## SOURCE DATA
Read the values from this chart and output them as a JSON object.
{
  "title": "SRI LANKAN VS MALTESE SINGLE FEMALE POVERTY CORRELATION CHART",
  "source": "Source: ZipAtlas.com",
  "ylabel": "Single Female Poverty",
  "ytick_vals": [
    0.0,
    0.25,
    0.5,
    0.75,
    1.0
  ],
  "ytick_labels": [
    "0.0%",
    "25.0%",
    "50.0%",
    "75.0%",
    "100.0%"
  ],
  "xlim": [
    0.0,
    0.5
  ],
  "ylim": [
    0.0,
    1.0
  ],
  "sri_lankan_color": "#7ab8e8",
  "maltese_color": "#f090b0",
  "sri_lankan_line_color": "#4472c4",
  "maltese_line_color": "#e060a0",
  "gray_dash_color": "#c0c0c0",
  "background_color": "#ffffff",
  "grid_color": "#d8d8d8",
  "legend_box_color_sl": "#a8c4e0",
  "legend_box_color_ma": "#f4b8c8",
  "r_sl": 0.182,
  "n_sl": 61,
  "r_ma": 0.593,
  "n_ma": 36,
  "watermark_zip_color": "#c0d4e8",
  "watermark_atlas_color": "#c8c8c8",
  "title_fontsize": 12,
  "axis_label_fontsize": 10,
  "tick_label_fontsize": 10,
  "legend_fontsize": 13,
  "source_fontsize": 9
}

## TASK PROMPT
From the records above, extract every line exactly as it stands.

## WORKED ANSWER
Read the values from this chart and output them as a JSON object.
{
  "title": "SRI LANKAN VS MALTESE SINGLE FEMALE POVERTY CORRELATION CHART",
  "source": "Source: ZipAtlas.com",
  "ylabel": "Single Female Poverty",
  "ytick_vals": [
    0.0,
    0.25,
    0.5,
    0.75,
    1.0
  ],
  "ytick_labels": [
    "0.0%",
    "25.0%",
    "50.0%",
    "75.0%",
    "100.0%"
  ],
  "xlim": [
    0.0,
    0.5
  ],
  "ylim": [
    0.0,
    1.0
  ],
  "sri_lankan_color": "#7ab8e8",
  "maltese_color": "#f090b0",
  "sri_lankan_line_color": "#4472c4",
  "maltese_line_color": "#e060a0",
  "gray_dash_color": "#c0c0c0",
  "background_color": "#ffffff",
  "grid_color": "#d8d8d8",
  "legend_box_color_sl": "#a8c4e0",
  "legend_box_color_ma": "#f4b8c8",
  "r_sl": 0.182,
  "n_sl": 61,
  "r_ma": 0.593,
  "n_ma": 36,
  "watermark_zip_color": "#c0d4e8",
  "watermark_atlas_color": "#c8c8c8",
  "title_fontsize": 12,
  "axis_label_fontsize": 10,
  "tick_label_fontsize": 10,
  "legend_fontsize": 13,
  "source_fontsize": 9
}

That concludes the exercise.